* BEGIN Data records *

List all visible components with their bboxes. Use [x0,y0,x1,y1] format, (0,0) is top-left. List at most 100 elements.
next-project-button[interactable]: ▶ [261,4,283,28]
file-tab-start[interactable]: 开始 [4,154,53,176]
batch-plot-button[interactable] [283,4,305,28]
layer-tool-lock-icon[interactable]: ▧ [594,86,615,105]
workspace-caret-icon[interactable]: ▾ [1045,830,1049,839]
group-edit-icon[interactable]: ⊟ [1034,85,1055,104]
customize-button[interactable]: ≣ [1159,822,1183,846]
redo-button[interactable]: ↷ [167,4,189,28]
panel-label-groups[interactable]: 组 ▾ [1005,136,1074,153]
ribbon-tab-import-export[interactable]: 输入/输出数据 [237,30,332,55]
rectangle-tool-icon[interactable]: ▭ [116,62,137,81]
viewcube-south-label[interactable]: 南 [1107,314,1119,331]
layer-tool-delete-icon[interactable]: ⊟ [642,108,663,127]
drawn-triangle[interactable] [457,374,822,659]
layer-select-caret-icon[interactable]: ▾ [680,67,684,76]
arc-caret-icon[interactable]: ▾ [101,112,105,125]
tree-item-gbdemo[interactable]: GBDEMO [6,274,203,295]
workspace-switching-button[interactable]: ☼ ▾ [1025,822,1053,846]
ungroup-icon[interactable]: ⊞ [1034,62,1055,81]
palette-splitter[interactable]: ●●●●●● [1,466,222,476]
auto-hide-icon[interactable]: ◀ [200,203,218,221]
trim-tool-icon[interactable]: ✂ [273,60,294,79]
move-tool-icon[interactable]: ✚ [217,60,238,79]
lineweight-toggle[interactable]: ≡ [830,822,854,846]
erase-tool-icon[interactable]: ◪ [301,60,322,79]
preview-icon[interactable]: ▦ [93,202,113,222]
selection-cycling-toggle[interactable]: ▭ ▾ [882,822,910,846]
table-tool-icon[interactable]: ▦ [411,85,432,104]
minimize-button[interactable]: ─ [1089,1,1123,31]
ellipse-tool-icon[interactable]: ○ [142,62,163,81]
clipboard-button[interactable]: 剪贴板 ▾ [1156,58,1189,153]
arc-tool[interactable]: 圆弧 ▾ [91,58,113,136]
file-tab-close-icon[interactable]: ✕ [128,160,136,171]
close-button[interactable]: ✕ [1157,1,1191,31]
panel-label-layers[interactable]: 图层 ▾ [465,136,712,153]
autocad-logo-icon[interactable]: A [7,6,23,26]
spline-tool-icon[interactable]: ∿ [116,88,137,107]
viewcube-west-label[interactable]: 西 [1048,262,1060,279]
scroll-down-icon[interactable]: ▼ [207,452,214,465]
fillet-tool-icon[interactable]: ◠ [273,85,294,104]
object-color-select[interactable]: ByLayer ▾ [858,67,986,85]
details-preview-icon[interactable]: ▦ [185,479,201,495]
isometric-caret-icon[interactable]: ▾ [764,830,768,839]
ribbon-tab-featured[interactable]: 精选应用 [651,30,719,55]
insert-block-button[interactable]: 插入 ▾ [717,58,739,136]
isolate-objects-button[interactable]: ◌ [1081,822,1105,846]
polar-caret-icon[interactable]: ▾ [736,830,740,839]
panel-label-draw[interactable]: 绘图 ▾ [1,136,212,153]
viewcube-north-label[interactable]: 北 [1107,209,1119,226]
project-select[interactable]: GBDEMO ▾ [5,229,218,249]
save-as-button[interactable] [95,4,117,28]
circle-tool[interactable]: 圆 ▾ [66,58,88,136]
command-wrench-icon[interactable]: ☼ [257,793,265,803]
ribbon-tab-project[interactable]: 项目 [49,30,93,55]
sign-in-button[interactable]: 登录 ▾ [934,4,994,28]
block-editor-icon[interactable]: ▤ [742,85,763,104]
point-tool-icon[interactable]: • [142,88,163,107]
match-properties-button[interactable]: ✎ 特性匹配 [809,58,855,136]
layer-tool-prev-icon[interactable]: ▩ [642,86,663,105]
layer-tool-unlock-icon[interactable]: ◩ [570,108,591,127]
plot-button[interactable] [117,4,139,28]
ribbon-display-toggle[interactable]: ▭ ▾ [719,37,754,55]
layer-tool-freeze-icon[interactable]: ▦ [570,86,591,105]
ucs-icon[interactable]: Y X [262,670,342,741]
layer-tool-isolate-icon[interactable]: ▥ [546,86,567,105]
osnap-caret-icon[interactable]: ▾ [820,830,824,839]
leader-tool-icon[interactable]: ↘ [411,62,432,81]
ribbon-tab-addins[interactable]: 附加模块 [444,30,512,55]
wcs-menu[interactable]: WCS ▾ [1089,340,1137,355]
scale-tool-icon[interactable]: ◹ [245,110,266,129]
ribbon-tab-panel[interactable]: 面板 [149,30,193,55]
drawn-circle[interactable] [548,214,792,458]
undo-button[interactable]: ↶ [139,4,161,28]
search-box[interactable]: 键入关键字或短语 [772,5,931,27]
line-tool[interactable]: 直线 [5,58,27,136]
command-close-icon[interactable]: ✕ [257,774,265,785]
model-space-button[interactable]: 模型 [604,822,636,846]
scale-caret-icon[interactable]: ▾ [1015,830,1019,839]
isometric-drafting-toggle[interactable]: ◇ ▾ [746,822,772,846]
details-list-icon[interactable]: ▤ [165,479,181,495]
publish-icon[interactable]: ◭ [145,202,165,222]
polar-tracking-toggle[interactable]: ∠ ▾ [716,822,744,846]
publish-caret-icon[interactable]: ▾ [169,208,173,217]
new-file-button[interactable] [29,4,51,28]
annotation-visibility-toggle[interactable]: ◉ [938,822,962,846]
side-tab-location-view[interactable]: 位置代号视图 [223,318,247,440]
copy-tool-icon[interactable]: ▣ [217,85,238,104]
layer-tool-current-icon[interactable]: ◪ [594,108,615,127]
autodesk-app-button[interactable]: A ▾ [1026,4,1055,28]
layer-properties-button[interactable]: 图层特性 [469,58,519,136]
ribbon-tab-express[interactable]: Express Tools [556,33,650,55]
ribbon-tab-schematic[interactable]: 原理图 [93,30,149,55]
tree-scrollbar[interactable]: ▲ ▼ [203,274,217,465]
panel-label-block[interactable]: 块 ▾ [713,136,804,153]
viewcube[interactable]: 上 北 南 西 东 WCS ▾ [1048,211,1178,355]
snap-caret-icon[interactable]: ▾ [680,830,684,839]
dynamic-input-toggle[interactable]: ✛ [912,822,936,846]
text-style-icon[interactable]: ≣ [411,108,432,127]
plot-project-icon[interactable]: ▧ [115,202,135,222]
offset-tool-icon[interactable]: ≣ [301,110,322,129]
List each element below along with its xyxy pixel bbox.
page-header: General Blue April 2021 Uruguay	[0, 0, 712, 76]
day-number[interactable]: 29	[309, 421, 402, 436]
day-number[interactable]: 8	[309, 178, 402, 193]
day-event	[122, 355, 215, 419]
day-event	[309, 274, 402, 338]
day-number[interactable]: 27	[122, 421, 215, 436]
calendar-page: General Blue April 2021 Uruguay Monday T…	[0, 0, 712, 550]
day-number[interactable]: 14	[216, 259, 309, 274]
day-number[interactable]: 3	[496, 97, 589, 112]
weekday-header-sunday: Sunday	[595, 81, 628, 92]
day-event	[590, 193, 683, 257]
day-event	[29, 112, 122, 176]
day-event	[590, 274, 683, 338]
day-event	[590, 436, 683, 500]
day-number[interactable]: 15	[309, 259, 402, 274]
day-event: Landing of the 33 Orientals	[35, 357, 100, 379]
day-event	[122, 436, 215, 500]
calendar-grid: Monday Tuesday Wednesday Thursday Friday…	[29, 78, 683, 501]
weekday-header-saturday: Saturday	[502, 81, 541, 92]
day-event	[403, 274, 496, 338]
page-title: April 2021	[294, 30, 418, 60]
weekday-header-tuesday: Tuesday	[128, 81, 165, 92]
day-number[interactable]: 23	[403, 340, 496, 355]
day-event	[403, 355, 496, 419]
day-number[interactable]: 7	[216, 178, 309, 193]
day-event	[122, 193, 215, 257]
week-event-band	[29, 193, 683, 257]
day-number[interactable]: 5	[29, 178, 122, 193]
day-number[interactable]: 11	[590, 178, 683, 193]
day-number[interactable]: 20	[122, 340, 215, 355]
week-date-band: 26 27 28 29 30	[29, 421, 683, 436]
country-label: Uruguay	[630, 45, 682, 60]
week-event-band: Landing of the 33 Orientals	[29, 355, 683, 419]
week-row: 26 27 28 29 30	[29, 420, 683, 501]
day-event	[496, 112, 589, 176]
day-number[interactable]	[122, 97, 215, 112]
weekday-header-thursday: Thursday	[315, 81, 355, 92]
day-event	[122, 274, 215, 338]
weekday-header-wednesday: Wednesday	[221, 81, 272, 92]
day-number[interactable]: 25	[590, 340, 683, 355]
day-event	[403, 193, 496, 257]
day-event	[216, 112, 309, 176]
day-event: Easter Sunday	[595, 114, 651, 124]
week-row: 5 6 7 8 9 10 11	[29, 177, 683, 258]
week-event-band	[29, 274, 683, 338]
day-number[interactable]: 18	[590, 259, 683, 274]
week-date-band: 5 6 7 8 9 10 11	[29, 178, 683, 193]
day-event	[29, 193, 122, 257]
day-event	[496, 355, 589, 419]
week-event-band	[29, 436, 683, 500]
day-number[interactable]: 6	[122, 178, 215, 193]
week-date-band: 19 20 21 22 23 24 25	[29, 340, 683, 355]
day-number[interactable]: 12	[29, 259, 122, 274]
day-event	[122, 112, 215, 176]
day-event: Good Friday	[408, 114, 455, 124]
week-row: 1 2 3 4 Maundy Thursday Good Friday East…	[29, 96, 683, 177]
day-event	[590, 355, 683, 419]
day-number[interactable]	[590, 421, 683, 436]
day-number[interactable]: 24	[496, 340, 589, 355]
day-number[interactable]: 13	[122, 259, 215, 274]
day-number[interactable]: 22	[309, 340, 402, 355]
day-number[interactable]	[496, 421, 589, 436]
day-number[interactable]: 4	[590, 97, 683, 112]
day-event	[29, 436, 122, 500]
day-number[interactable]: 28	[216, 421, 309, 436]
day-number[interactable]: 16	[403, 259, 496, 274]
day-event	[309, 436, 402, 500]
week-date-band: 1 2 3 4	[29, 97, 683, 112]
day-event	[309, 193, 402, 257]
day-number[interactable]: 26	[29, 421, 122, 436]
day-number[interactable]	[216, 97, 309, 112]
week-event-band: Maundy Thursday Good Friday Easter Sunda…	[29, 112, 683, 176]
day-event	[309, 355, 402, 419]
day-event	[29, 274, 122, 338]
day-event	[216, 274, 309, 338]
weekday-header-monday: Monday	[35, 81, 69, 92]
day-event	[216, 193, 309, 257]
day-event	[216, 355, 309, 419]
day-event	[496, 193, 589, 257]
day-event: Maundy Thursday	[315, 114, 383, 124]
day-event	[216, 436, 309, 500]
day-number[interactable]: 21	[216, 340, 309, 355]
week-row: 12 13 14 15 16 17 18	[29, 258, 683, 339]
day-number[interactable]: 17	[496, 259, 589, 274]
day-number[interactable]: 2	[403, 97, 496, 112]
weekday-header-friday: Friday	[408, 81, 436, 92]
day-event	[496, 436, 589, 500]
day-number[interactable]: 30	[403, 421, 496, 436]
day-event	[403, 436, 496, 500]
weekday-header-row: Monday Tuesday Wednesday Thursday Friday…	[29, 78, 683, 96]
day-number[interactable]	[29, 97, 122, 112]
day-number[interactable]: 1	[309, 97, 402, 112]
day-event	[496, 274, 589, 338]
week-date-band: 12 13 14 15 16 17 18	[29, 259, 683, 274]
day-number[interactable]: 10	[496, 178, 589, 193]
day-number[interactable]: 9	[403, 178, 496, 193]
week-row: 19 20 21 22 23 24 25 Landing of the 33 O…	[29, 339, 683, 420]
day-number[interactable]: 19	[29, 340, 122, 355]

* END Data records *

## Required task
Update the records from their first line through the line containing "arc-caret-icon[interactable]: ▾ [101,112,105,125]", replacing "file-tab-start" with "file-tab-home" and changing nothing else.

## Complete response
List all visible components with their bboxes. Use [x0,y0,x1,y1] format, (0,0) is top-left. List at most 100 elements.
next-project-button[interactable]: ▶ [261,4,283,28]
file-tab-home[interactable]: 开始 [4,154,53,176]
batch-plot-button[interactable] [283,4,305,28]
layer-tool-lock-icon[interactable]: ▧ [594,86,615,105]
workspace-caret-icon[interactable]: ▾ [1045,830,1049,839]
group-edit-icon[interactable]: ⊟ [1034,85,1055,104]
customize-button[interactable]: ≣ [1159,822,1183,846]
redo-button[interactable]: ↷ [167,4,189,28]
panel-label-groups[interactable]: 组 ▾ [1005,136,1074,153]
ribbon-tab-import-export[interactable]: 输入/输出数据 [237,30,332,55]
rectangle-tool-icon[interactable]: ▭ [116,62,137,81]
viewcube-south-label[interactable]: 南 [1107,314,1119,331]
layer-tool-delete-icon[interactable]: ⊟ [642,108,663,127]
drawn-triangle[interactable] [457,374,822,659]
layer-select-caret-icon[interactable]: ▾ [680,67,684,76]
arc-caret-icon[interactable]: ▾ [101,112,105,125]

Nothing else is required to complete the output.